EXERCISE DIRECTIONS
Pull out every line of the listing below where "Themes" appears.

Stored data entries

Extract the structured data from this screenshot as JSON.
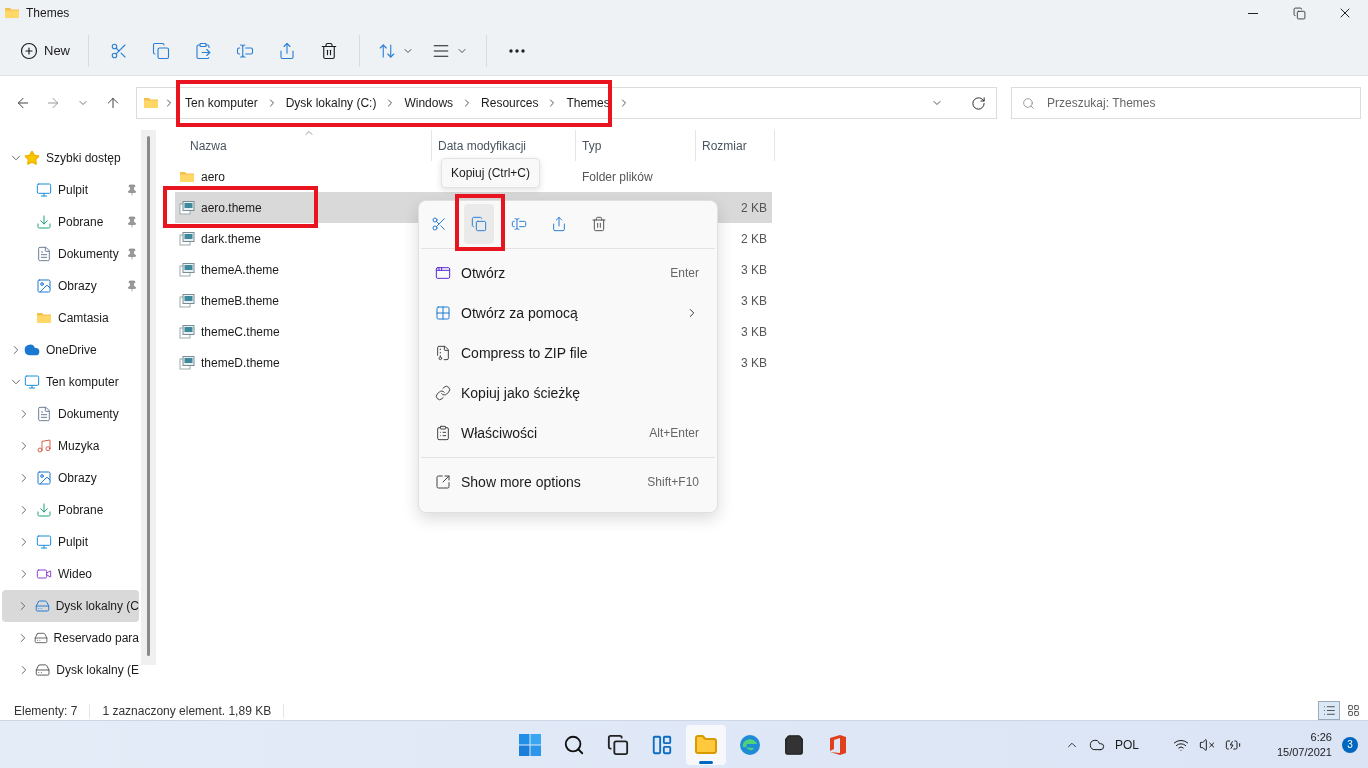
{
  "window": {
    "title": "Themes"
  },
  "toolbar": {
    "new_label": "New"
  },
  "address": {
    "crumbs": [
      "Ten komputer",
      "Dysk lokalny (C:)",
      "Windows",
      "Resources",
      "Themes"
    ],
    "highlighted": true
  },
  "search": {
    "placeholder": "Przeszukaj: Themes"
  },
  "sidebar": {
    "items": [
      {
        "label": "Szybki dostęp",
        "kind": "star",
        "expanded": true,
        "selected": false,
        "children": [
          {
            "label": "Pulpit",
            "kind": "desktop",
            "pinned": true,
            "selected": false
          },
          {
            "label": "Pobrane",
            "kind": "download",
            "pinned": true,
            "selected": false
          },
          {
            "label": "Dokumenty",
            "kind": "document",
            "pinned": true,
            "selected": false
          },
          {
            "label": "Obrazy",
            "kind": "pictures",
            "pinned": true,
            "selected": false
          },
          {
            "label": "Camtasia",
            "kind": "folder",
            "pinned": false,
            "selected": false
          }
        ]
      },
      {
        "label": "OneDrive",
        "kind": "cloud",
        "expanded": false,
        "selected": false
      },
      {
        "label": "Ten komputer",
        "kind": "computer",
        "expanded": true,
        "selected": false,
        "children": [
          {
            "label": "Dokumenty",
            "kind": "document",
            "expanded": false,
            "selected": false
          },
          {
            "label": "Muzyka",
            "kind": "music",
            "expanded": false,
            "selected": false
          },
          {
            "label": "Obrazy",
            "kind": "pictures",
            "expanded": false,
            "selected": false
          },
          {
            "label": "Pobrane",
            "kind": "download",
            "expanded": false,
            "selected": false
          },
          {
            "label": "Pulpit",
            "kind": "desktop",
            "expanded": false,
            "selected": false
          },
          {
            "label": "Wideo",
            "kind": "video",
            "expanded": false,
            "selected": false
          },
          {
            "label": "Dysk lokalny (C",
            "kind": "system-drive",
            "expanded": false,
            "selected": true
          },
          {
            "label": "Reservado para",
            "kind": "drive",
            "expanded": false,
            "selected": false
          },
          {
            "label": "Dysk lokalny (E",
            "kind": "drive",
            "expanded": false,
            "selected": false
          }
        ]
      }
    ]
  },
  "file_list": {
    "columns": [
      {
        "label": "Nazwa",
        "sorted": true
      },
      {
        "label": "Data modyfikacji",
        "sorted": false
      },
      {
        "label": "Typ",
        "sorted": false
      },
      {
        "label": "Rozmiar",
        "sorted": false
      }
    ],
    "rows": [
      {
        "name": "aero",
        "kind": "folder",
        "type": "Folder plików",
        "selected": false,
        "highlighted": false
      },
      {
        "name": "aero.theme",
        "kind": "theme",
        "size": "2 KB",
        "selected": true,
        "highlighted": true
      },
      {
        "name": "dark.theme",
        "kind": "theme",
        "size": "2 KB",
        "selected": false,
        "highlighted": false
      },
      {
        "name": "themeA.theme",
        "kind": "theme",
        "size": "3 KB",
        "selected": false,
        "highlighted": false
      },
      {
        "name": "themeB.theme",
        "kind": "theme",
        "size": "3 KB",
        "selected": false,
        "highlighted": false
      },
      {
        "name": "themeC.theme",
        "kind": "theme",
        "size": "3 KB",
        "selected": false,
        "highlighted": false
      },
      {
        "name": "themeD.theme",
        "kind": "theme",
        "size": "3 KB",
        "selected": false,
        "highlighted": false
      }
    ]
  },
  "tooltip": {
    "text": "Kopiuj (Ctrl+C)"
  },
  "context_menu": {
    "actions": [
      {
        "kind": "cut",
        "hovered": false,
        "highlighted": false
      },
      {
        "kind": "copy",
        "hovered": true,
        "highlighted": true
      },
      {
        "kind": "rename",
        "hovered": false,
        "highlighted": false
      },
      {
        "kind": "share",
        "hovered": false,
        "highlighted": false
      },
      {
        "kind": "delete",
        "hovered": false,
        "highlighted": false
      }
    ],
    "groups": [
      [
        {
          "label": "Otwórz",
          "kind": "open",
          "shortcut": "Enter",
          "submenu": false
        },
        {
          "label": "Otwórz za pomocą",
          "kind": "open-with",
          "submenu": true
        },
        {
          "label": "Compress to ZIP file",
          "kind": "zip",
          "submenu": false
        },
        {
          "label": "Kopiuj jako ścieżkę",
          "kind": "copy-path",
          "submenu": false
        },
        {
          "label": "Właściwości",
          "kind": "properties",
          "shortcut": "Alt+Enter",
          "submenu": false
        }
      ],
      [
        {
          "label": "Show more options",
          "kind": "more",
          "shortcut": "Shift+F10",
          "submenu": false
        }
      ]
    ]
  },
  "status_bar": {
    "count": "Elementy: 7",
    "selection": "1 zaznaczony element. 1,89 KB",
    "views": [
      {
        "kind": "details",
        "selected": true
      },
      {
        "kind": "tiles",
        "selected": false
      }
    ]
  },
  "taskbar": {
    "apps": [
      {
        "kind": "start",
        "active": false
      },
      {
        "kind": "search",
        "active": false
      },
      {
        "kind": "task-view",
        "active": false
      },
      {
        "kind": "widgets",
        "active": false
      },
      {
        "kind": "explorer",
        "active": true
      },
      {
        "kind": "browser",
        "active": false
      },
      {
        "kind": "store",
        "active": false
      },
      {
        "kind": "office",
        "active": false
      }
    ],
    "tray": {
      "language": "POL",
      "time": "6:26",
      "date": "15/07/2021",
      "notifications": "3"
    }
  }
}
---
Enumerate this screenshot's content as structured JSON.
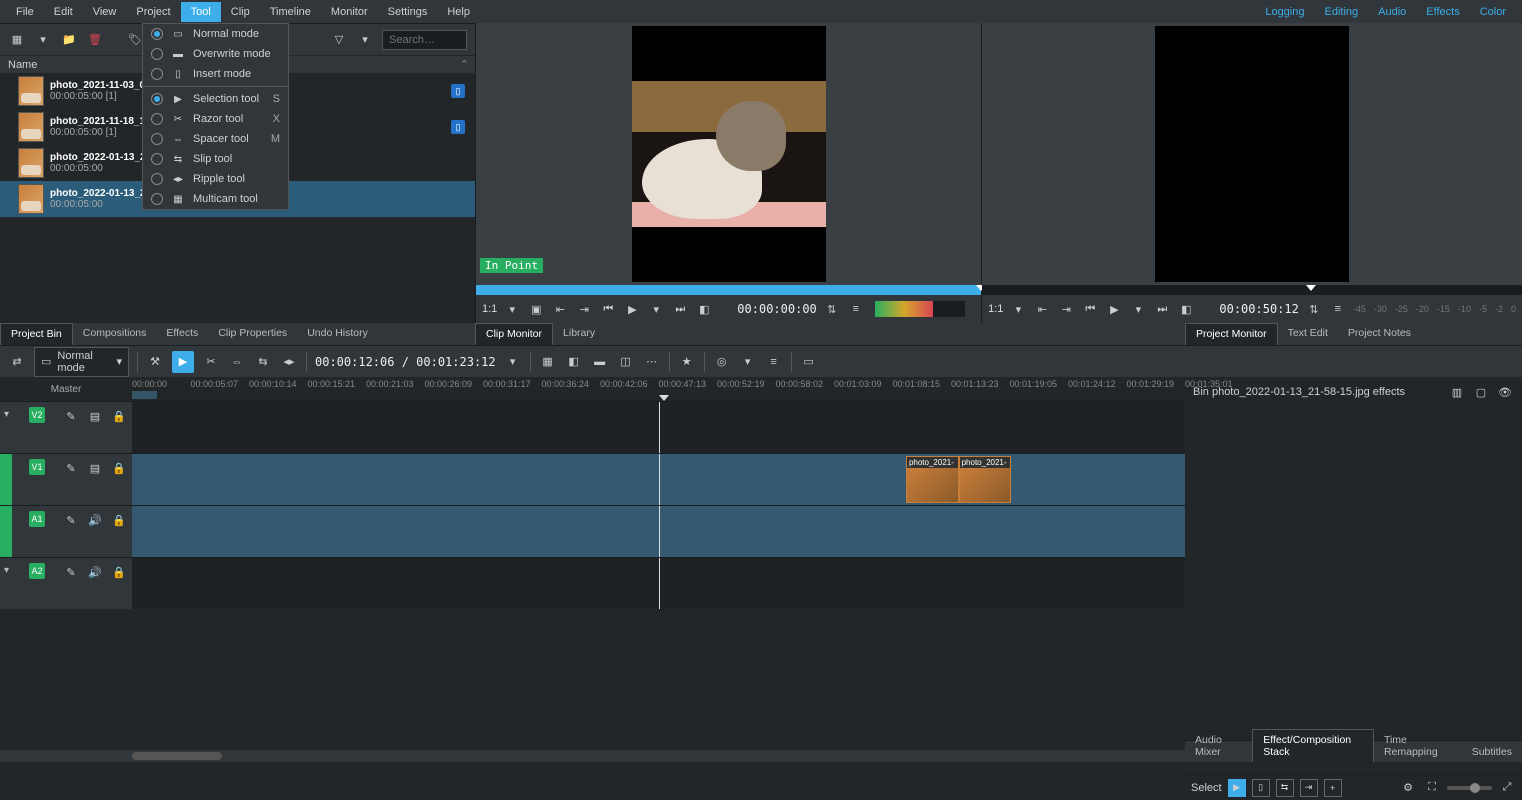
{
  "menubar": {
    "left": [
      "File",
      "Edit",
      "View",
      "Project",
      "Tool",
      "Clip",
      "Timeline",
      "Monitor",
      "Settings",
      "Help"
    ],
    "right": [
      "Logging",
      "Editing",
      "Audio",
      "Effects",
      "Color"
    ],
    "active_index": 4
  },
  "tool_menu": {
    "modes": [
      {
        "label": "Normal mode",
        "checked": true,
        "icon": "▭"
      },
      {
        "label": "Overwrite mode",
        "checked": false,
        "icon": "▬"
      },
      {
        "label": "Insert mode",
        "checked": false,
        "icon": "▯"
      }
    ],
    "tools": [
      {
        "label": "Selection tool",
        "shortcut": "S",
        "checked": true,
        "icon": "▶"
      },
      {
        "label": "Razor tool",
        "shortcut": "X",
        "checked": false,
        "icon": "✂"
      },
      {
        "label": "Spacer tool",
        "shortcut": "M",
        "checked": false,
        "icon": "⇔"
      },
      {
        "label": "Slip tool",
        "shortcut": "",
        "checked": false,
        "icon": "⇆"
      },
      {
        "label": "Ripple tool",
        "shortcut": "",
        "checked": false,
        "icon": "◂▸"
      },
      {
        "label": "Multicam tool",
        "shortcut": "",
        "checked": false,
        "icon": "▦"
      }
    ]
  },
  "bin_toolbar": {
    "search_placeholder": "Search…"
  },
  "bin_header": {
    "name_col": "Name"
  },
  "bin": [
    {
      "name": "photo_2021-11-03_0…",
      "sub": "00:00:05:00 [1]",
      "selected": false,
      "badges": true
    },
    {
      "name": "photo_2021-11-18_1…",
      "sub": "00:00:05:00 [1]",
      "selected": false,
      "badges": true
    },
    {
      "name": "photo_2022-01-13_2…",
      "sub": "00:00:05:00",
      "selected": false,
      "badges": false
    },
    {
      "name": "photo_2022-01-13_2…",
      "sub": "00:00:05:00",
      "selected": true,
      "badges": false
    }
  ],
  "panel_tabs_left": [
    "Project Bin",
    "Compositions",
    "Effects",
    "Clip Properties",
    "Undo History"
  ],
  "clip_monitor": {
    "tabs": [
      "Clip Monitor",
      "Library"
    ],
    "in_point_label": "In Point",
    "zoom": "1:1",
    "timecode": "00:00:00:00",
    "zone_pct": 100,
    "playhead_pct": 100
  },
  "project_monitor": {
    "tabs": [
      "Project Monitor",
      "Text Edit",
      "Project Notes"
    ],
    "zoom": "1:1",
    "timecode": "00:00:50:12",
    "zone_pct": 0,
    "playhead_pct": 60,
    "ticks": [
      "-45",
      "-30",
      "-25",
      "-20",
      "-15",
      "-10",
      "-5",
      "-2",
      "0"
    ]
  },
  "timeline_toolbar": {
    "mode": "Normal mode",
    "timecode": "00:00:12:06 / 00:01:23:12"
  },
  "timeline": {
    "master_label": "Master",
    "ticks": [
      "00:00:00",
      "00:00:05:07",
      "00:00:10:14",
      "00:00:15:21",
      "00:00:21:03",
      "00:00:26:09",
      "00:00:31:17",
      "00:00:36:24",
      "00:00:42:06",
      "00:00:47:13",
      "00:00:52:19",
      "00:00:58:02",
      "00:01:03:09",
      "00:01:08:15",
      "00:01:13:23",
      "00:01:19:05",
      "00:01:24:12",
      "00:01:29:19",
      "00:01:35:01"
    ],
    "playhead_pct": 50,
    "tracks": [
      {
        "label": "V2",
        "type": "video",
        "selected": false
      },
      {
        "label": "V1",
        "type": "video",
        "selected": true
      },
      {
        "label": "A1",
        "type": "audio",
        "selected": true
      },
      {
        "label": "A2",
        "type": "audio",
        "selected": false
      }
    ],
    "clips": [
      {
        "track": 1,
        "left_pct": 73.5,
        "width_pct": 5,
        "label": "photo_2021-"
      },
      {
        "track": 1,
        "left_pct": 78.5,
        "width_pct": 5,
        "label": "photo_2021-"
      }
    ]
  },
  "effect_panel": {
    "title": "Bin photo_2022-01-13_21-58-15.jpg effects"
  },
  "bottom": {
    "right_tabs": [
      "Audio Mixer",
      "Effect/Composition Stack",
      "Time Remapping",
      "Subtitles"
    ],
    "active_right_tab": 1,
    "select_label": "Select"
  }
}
--
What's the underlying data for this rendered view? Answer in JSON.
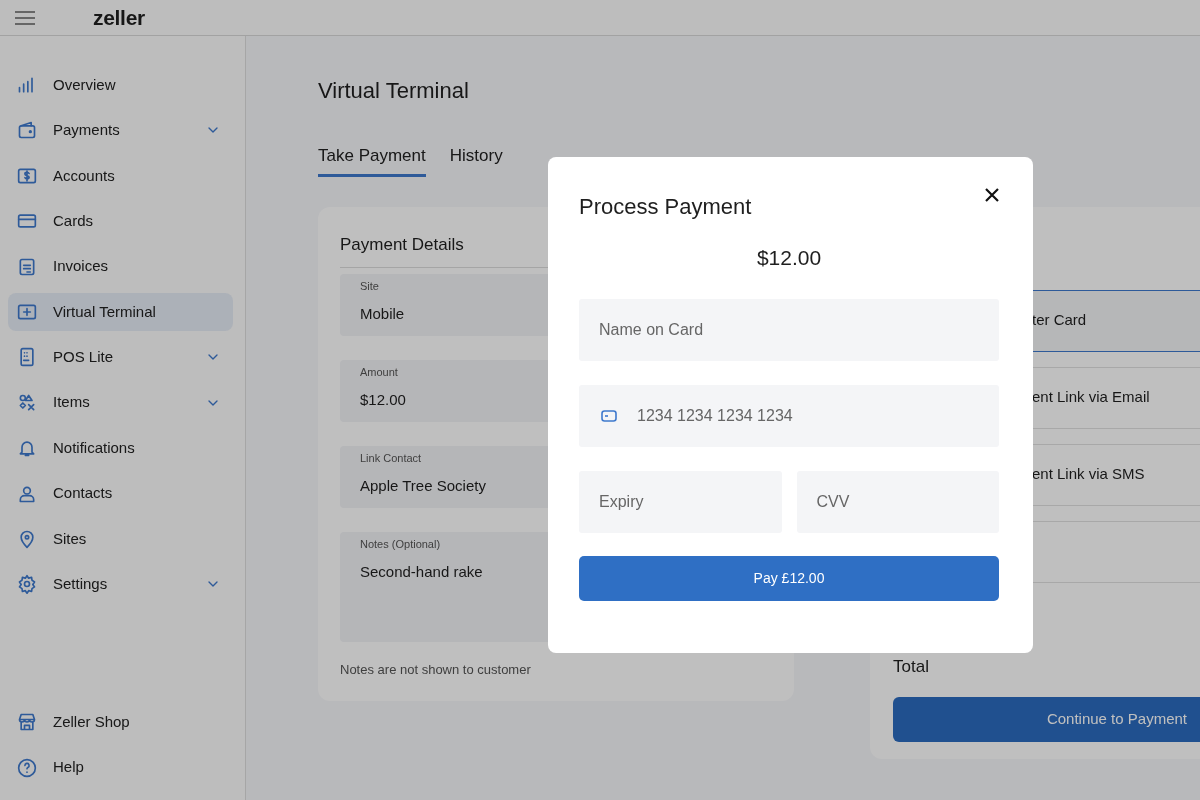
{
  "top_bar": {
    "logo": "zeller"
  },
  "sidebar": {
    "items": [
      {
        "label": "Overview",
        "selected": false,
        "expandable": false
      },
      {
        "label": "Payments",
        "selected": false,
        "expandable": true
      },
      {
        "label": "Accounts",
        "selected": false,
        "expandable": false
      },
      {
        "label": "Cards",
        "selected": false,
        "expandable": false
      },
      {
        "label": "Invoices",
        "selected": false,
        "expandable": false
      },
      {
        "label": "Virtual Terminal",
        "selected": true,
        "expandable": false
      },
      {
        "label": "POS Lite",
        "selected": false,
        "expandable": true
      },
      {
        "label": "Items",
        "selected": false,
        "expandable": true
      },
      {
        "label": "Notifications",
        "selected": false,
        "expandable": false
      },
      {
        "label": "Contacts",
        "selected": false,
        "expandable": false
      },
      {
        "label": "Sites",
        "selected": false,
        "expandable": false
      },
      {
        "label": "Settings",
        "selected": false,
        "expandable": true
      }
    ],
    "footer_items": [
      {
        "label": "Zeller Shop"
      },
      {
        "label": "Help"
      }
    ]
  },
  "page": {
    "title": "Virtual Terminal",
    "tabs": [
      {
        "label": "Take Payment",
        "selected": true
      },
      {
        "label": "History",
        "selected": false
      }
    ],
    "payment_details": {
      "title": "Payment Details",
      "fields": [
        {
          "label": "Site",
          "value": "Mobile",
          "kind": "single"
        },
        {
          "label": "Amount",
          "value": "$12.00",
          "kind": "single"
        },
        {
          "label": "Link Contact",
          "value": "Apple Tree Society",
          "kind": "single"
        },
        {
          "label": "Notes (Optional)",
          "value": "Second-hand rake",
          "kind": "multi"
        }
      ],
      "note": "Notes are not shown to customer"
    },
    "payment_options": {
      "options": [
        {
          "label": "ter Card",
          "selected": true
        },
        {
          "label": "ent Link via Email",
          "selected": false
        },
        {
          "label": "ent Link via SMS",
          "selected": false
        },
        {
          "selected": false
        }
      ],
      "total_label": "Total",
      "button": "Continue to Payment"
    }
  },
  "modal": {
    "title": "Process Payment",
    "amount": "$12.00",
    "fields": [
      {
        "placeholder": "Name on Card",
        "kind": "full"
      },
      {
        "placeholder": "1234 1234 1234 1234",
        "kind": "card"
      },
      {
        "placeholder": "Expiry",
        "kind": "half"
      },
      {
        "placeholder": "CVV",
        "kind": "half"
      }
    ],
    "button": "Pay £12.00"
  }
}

EXERCISE OUTPUT
    "title": "Themes"
      "Themes"
    "placeholder": "Przeszukaj: Themes"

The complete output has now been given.